Work to complete:
Exactly reproduce each record listed below.
****************************************
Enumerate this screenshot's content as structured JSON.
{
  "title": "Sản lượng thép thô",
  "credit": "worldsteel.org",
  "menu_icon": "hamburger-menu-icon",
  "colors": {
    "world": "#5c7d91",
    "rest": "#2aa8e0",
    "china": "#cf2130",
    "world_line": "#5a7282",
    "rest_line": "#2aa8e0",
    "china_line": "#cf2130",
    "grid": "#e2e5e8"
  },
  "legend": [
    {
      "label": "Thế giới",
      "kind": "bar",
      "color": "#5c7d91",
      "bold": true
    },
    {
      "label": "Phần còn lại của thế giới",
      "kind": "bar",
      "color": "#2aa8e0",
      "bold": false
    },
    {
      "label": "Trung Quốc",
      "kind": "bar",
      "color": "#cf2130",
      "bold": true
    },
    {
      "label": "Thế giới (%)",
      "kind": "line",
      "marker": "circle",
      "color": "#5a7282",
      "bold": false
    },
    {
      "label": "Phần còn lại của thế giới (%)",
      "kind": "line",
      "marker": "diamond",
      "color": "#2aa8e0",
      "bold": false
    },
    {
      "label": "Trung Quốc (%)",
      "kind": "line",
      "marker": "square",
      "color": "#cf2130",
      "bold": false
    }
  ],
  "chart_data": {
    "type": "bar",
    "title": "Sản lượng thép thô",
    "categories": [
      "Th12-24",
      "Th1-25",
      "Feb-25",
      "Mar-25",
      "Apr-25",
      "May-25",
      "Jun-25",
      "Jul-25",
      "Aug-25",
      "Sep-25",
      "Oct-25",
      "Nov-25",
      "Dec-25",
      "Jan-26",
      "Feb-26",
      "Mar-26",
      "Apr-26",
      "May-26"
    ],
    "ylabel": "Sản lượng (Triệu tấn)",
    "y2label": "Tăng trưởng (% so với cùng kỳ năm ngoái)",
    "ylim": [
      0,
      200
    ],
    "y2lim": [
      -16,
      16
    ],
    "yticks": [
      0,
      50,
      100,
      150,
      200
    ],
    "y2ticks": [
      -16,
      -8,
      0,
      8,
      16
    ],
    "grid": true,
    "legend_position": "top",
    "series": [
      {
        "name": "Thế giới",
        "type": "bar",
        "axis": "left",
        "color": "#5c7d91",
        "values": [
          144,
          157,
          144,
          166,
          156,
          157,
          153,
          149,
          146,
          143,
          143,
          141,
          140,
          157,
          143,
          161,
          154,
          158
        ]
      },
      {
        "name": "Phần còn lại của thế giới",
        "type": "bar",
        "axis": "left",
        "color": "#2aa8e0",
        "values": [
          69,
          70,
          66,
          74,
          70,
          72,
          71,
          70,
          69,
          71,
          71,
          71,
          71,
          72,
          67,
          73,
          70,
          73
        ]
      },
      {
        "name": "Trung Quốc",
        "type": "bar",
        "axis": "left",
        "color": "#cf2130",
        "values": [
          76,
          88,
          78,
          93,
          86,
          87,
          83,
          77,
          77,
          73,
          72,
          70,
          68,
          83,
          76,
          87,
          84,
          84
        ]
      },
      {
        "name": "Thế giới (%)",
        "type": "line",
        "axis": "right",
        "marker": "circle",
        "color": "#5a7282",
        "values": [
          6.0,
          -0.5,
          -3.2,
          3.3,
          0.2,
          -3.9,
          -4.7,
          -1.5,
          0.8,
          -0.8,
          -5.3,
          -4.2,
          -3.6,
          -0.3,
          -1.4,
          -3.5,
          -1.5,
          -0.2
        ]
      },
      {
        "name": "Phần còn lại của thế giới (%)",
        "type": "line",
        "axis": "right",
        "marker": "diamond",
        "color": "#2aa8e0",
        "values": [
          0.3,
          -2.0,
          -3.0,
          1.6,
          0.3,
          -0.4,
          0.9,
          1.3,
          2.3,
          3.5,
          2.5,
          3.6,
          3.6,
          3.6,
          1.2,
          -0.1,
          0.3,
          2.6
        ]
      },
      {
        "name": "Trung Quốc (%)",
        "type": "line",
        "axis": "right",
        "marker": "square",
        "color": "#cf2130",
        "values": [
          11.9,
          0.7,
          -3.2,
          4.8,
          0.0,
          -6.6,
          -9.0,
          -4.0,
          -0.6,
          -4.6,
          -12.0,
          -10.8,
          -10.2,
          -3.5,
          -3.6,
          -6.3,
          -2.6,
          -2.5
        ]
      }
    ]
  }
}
****************************************
Answer to this task:
Enumerate this screenshot's content as structured JSON.
{
  "title": "Sản lượng thép thô",
  "credit": "worldsteel.org",
  "menu_icon": "hamburger-menu-icon",
  "colors": {
    "world": "#5c7d91",
    "rest": "#2aa8e0",
    "china": "#cf2130",
    "world_line": "#5a7282",
    "rest_line": "#2aa8e0",
    "china_line": "#cf2130",
    "grid": "#e2e5e8"
  },
  "legend": [
    {
      "label": "Thế giới",
      "kind": "bar",
      "color": "#5c7d91",
      "bold": true
    },
    {
      "label": "Phần còn lại của thế giới",
      "kind": "bar",
      "color": "#2aa8e0",
      "bold": false
    },
    {
      "label": "Trung Quốc",
      "kind": "bar",
      "color": "#cf2130",
      "bold": true
    },
    {
      "label": "Thế giới (%)",
      "kind": "line",
      "marker": "circle",
      "color": "#5a7282",
      "bold": false
    },
    {
      "label": "Phần còn lại của thế giới (%)",
      "kind": "line",
      "marker": "diamond",
      "color": "#2aa8e0",
      "bold": false
    },
    {
      "label": "Trung Quốc (%)",
      "kind": "line",
      "marker": "square",
      "color": "#cf2130",
      "bold": false
    }
  ],
  "chart_data": {
    "type": "bar",
    "title": "Sản lượng thép thô",
    "categories": [
      "Th12-24",
      "Th1-25",
      "Feb-25",
      "Mar-25",
      "Apr-25",
      "May-25",
      "Jun-25",
      "Jul-25",
      "Aug-25",
      "Sep-25",
      "Oct-25",
      "Nov-25",
      "Dec-25",
      "Jan-26",
      "Feb-26",
      "Mar-26",
      "Apr-26",
      "May-26"
    ],
    "ylabel": "Sản lượng (Triệu tấn)",
    "y2label": "Tăng trưởng (% so với cùng kỳ năm ngoái)",
    "ylim": [
      0,
      200
    ],
    "y2lim": [
      -16,
      16
    ],
    "yticks": [
      0,
      50,
      100,
      150,
      200
    ],
    "y2ticks": [
      -16,
      -8,
      0,
      8,
      16
    ],
    "grid": true,
    "legend_position": "top",
    "series": [
      {
        "name": "Thế giới",
        "type": "bar",
        "axis": "left",
        "color": "#5c7d91",
        "values": [
          144,
          157,
          144,
          166,
          156,
          157,
          153,
          149,
          146,
          143,
          143,
          141,
          140,
          157,
          143,
          161,
          154,
          158
        ]
      },
      {
        "name": "Phần còn lại của thế giới",
        "type": "bar",
        "axis": "left",
        "color": "#2aa8e0",
        "values": [
          69,
          70,
          66,
          74,
          70,
          72,
          71,
          70,
          69,
          71,
          71,
          71,
          71,
          72,
          67,
          73,
          70,
          73
        ]
      },
      {
        "name": "Trung Quốc",
        "type": "bar",
        "axis": "left",
        "color": "#cf2130",
        "values": [
          76,
          88,
          78,
          93,
          86,
          87,
          83,
          77,
          77,
          73,
          72,
          70,
          68,
          83,
          76,
          87,
          84,
          84
        ]
      },
      {
        "name": "Thế giới (%)",
        "type": "line",
        "axis": "right",
        "marker": "circle",
        "color": "#5a7282",
        "values": [
          6.0,
          -0.5,
          -3.2,
          3.3,
          0.2,
          -3.9,
          -4.7,
          -1.5,
          0.8,
          -0.8,
          -5.3,
          -4.2,
          -3.6,
          -0.3,
          -1.4,
          -3.5,
          -1.5,
          -0.2
        ]
      },
      {
        "name": "Phần còn lại của thế giới (%)",
        "type": "line",
        "axis": "right",
        "marker": "diamond",
        "color": "#2aa8e0",
        "values": [
          0.3,
          -2.0,
          -3.0,
          1.6,
          0.3,
          -0.4,
          0.9,
          1.3,
          2.3,
          3.5,
          2.5,
          3.6,
          3.6,
          3.6,
          1.2,
          -0.1,
          0.3,
          2.6
        ]
      },
      {
        "name": "Trung Quốc (%)",
        "type": "line",
        "axis": "right",
        "marker": "square",
        "color": "#cf2130",
        "values": [
          11.9,
          0.7,
          -3.2,
          4.8,
          0.0,
          -6.6,
          -9.0,
          -4.0,
          -0.6,
          -4.6,
          -12.0,
          -10.8,
          -10.2,
          -3.5,
          -3.6,
          -6.3,
          -2.6,
          -2.5
        ]
      }
    ]
  }
}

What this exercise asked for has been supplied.